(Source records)
──────────

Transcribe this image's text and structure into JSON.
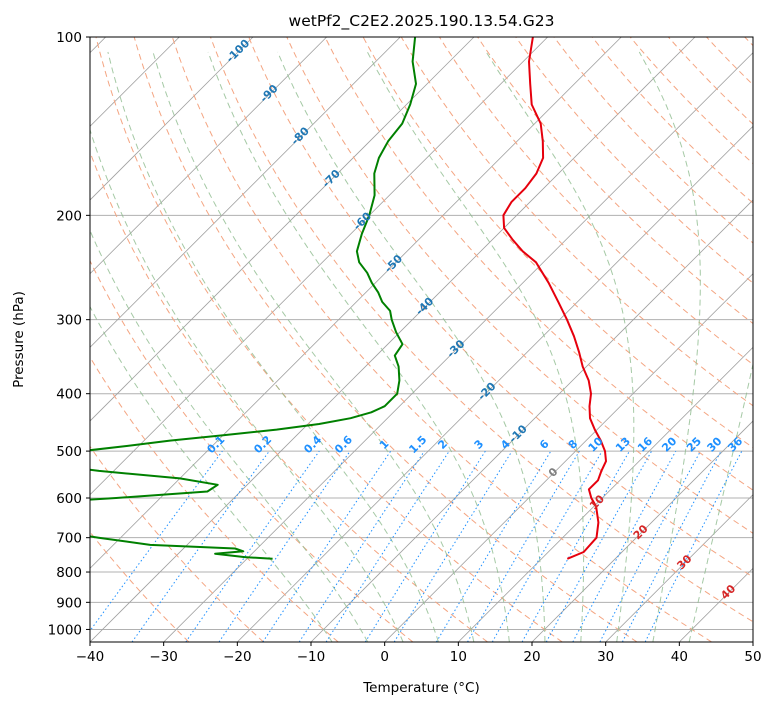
{
  "chart_data": {
    "type": "line",
    "title": "wetPf2_C2E2.2025.190.13.54.G23",
    "xlabel": "Temperature (°C)",
    "ylabel": "Pressure (hPa)",
    "xlim": [
      -40,
      50
    ],
    "ylim": [
      1050,
      100
    ],
    "y_scale": "log",
    "skew": true,
    "grid": true,
    "x_ticks": [
      "−40",
      "−30",
      "−20",
      "−10",
      "0",
      "10",
      "20",
      "30",
      "40",
      "50"
    ],
    "x_tick_values": [
      -40,
      -30,
      -20,
      -10,
      0,
      10,
      20,
      30,
      40,
      50
    ],
    "y_ticks": [
      "100",
      "200",
      "300",
      "400",
      "500",
      "600",
      "700",
      "800",
      "900",
      "1000"
    ],
    "y_tick_values": [
      100,
      200,
      300,
      400,
      500,
      600,
      700,
      800,
      900,
      1000
    ],
    "series": [
      {
        "color": "#e6000d",
        "role": "temperature",
        "p": [
          760,
          740,
          700,
          660,
          620,
          600,
          580,
          560,
          540,
          520,
          500,
          480,
          460,
          440,
          420,
          400,
          380,
          360,
          340,
          320,
          300,
          280,
          260,
          240,
          230,
          220,
          210,
          200,
          190,
          180,
          170,
          160,
          150,
          140,
          130,
          120,
          110,
          100
        ],
        "t": [
          13.5,
          14.8,
          14.6,
          12.8,
          10.3,
          8.5,
          7.0,
          7.0,
          6.2,
          5.5,
          4.0,
          2.0,
          -0.3,
          -2.5,
          -4.2,
          -5.7,
          -7.8,
          -10.5,
          -13.0,
          -15.8,
          -19.0,
          -22.6,
          -26.5,
          -31.0,
          -34.3,
          -37.2,
          -40.0,
          -41.8,
          -42.5,
          -42.5,
          -43.0,
          -44.2,
          -46.5,
          -49.2,
          -53.0,
          -56.0,
          -59.2,
          -62.0
        ]
      },
      {
        "color": "#008000",
        "role": "dewpoint",
        "p": [
          760,
          755,
          745,
          738,
          730,
          720,
          700,
          680,
          660,
          645,
          635,
          628,
          620,
          612,
          600,
          585,
          570,
          556,
          540,
          530,
          520,
          512,
          505,
          500,
          490,
          480,
          470,
          460,
          450,
          440,
          430,
          420,
          400,
          380,
          360,
          345,
          330,
          315,
          300,
          290,
          280,
          270,
          260,
          250,
          240,
          230,
          215,
          200,
          185,
          170,
          160,
          150,
          140,
          130,
          120,
          110,
          100
        ],
        "t": [
          -26.5,
          -30.5,
          -35.0,
          -31.5,
          -33.0,
          -45.0,
          -53.0,
          -60.5,
          -63.5,
          -65.5,
          -65.0,
          -66.5,
          -67.5,
          -66.5,
          -56.0,
          -44.5,
          -44.0,
          -50.0,
          -62.0,
          -68.0,
          -70.5,
          -69.8,
          -68.0,
          -67.0,
          -61.5,
          -56.5,
          -50.0,
          -43.5,
          -38.5,
          -35.0,
          -33.0,
          -32.0,
          -32.0,
          -33.5,
          -35.5,
          -37.5,
          -38.0,
          -40.5,
          -42.8,
          -44.2,
          -46.5,
          -48.3,
          -50.5,
          -52.5,
          -55.0,
          -56.8,
          -58.5,
          -60.0,
          -62.0,
          -65.0,
          -66.5,
          -67.5,
          -68.0,
          -69.5,
          -71.5,
          -75.0,
          -78.0
        ]
      }
    ],
    "dry_adiabats": [
      -30,
      -20,
      -10,
      0,
      10,
      20,
      30,
      40,
      50,
      60,
      70,
      80,
      90,
      100,
      110,
      120,
      130,
      140,
      150,
      160,
      170,
      180,
      190,
      200
    ],
    "moist_adiabats": [
      -10,
      -5,
      0,
      5,
      10,
      15,
      20,
      25,
      30,
      35,
      40
    ],
    "mixing_ratio": {
      "values": [
        0.1,
        0.2,
        0.4,
        0.6,
        1,
        1.5,
        2,
        3,
        4,
        6,
        8,
        10,
        13,
        16,
        20,
        25,
        30,
        36
      ],
      "labels": [
        "0.1",
        "0.2",
        "0.4",
        "0.6",
        "1",
        "1.5",
        "2",
        "3",
        "4",
        "6",
        "8",
        "10",
        "13",
        "16",
        "20",
        "25",
        "30",
        "36"
      ],
      "label_color": "#1e90ff"
    },
    "isotherm_labels": {
      "values": [
        -100,
        -90,
        -80,
        -70,
        -60,
        -50,
        -40,
        -30,
        -20,
        -10
      ],
      "labels": [
        "-100",
        "-90",
        "-80",
        "-70",
        "-60",
        "-50",
        "-40",
        "-30",
        "-20",
        "-10"
      ],
      "color": "#1f77b4"
    },
    "extra_labels": [
      {
        "text": "0",
        "value": 0,
        "color": "#808080"
      },
      {
        "text": "10",
        "value": 10,
        "color": "#d62728"
      },
      {
        "text": "20",
        "value": 20,
        "color": "#d62728"
      },
      {
        "text": "30",
        "value": 30,
        "color": "#d62728"
      },
      {
        "text": "40",
        "value": 40,
        "color": "#d62728"
      }
    ],
    "colors": {
      "grid": "#b0b0b0",
      "isotherm": "#a0a0a0",
      "dry_adiabat": "#f4a582",
      "moist_adiabat": "#8fbc8f",
      "mixing_ratio": "#1e90ff",
      "freezing_curve": "#d2b48c"
    }
  }
}
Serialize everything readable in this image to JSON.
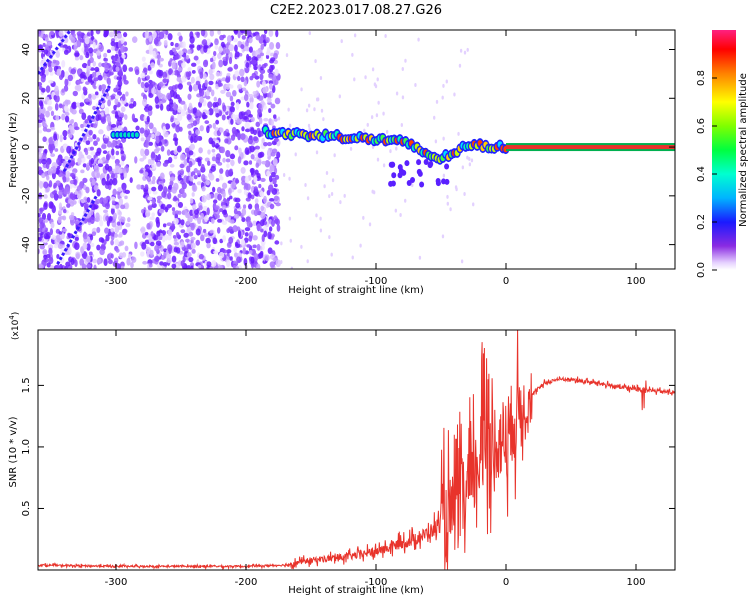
{
  "title": "C2E2.2023.017.08.27.G26",
  "colors": {
    "snr_line": "#e8332b",
    "carrier_line": "#e8332b",
    "carrier_edge": "#00b050",
    "scatter": "#6a1bff"
  },
  "chart_data": [
    {
      "type": "heatmap",
      "xlabel": "Height of straight line (km)",
      "ylabel": "Frequency (Hz)",
      "xlim": [
        -360,
        130
      ],
      "ylim": [
        -50,
        48
      ],
      "xticks": [
        -300,
        -200,
        -100,
        0,
        100
      ],
      "xtick_labels": [
        "-300",
        "-200",
        "-100",
        "0",
        "100"
      ],
      "yticks": [
        -40,
        -20,
        0,
        20,
        40
      ],
      "ytick_labels": [
        "-40",
        "-20",
        "0",
        "20",
        "40"
      ],
      "noise_region": [
        -360,
        -175
      ],
      "signal_track": {
        "x": [
          -185,
          -170,
          -150,
          -130,
          -110,
          -95,
          -80,
          -70,
          -60,
          -50,
          -40,
          -30,
          -20,
          -10,
          0
        ],
        "y": [
          6,
          5.5,
          5,
          4.5,
          3.5,
          3,
          2,
          0,
          -3,
          -5,
          -2,
          0,
          1,
          0,
          0
        ]
      },
      "carrier_line": {
        "x": [
          0,
          130
        ],
        "y": 0
      },
      "colorbar": {
        "label": "Normalized spectral amplitude",
        "range": [
          0.0,
          1.0
        ],
        "ticks": [
          0.0,
          0.2,
          0.4,
          0.6,
          0.8
        ],
        "tick_labels": [
          "0.0",
          "0.2",
          "0.4",
          "0.6",
          "0.8"
        ]
      }
    },
    {
      "type": "line",
      "xlabel": "Height of straight line (km)",
      "ylabel": "SNR (10 * v/v)",
      "multiplier": "(x10",
      "multiplier_exp": "4",
      "multiplier_close": ")",
      "xlim": [
        -360,
        130
      ],
      "ylim": [
        0,
        1.95
      ],
      "xticks": [
        -300,
        -200,
        -100,
        0,
        100
      ],
      "xtick_labels": [
        "-300",
        "-200",
        "-100",
        "0",
        "100"
      ],
      "yticks": [
        0.5,
        1.0,
        1.5
      ],
      "ytick_labels": [
        "0.5",
        "1.0",
        "1.5"
      ],
      "series": [
        {
          "x": [
            -360,
            -300,
            -200,
            -170,
            -160,
            -150,
            -140,
            -130,
            -120,
            -110,
            -100,
            -90,
            -80,
            -70,
            -60,
            -50,
            -40,
            -30,
            -25,
            -20,
            -15,
            -10,
            -5,
            0,
            5,
            10,
            20,
            30,
            40,
            50,
            60,
            70,
            80,
            90,
            100,
            110,
            120,
            130
          ],
          "y": [
            0.04,
            0.03,
            0.03,
            0.04,
            0.06,
            0.08,
            0.09,
            0.1,
            0.11,
            0.13,
            0.15,
            0.18,
            0.22,
            0.25,
            0.3,
            0.38,
            0.45,
            0.6,
            0.75,
            0.9,
            1.0,
            1.05,
            1.05,
            1.1,
            1.2,
            1.3,
            1.42,
            1.52,
            1.55,
            1.55,
            1.53,
            1.52,
            1.5,
            1.48,
            1.47,
            1.46,
            1.45,
            1.44
          ]
        }
      ]
    }
  ]
}
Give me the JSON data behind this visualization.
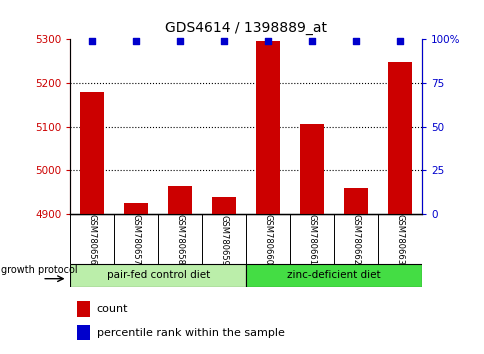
{
  "title": "GDS4614 / 1398889_at",
  "samples": [
    "GSM780656",
    "GSM780657",
    "GSM780658",
    "GSM780659",
    "GSM780660",
    "GSM780661",
    "GSM780662",
    "GSM780663"
  ],
  "counts": [
    5178,
    4925,
    4965,
    4940,
    5295,
    5105,
    4960,
    5248
  ],
  "percentiles": [
    99,
    99,
    99,
    99,
    99,
    99,
    99,
    99
  ],
  "ylim_left": [
    4900,
    5300
  ],
  "ylim_right": [
    0,
    100
  ],
  "yticks_left": [
    4900,
    5000,
    5100,
    5200,
    5300
  ],
  "yticks_right": [
    0,
    25,
    50,
    75,
    100
  ],
  "ytick_labels_right": [
    "0",
    "25",
    "50",
    "75",
    "100%"
  ],
  "bar_color": "#cc0000",
  "dot_color": "#0000cc",
  "group1_label": "pair-fed control diet",
  "group2_label": "zinc-deficient diet",
  "group1_color": "#bbeeaa",
  "group2_color": "#44dd44",
  "group_label_prefix": "growth protocol",
  "legend_count_label": "count",
  "legend_percentile_label": "percentile rank within the sample",
  "bar_width": 0.55,
  "background_color": "#ffffff",
  "tick_label_area_color": "#cccccc",
  "figsize": [
    4.85,
    3.54
  ],
  "dpi": 100
}
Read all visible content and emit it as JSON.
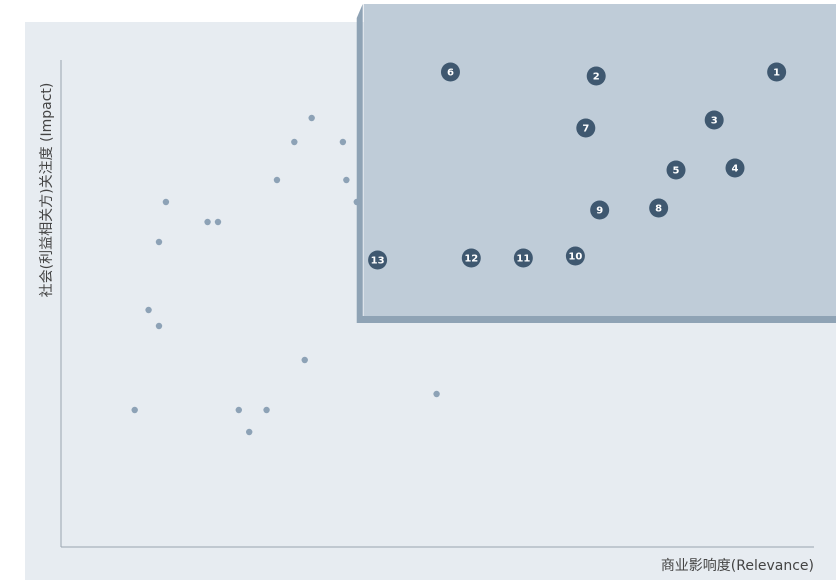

──────────

**TASK INSTRUCTIONS:**
Work out how many lines of the data hold the string "ylabel". Reply with that number alone.

**REPLY:**
3